:: Provided records

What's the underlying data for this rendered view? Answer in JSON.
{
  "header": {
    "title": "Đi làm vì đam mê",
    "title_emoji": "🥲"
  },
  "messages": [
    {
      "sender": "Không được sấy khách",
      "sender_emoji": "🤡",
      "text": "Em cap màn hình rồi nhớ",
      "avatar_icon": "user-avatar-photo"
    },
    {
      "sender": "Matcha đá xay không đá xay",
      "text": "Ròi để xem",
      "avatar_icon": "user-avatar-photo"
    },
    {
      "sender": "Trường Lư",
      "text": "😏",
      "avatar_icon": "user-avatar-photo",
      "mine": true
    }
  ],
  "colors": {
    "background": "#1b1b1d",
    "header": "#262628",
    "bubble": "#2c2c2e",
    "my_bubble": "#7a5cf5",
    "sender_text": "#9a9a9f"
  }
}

::::

- _Aim_: Your task is to repeat the data exactly, with nothing left out.

- _Answer to this task_:
What's the underlying data for this rendered view? Answer in JSON.
{
  "header": {
    "title": "Đi làm vì đam mê",
    "title_emoji": "🥲"
  },
  "messages": [
    {
      "sender": "Không được sấy khách",
      "sender_emoji": "🤡",
      "text": "Em cap màn hình rồi nhớ",
      "avatar_icon": "user-avatar-photo"
    },
    {
      "sender": "Matcha đá xay không đá xay",
      "text": "Ròi để xem",
      "avatar_icon": "user-avatar-photo"
    },
    {
      "sender": "Trường Lư",
      "text": "😏",
      "avatar_icon": "user-avatar-photo",
      "mine": true
    }
  ],
  "colors": {
    "background": "#1b1b1d",
    "header": "#262628",
    "bubble": "#2c2c2e",
    "my_bubble": "#7a5cf5",
    "sender_text": "#9a9a9f"
  }
}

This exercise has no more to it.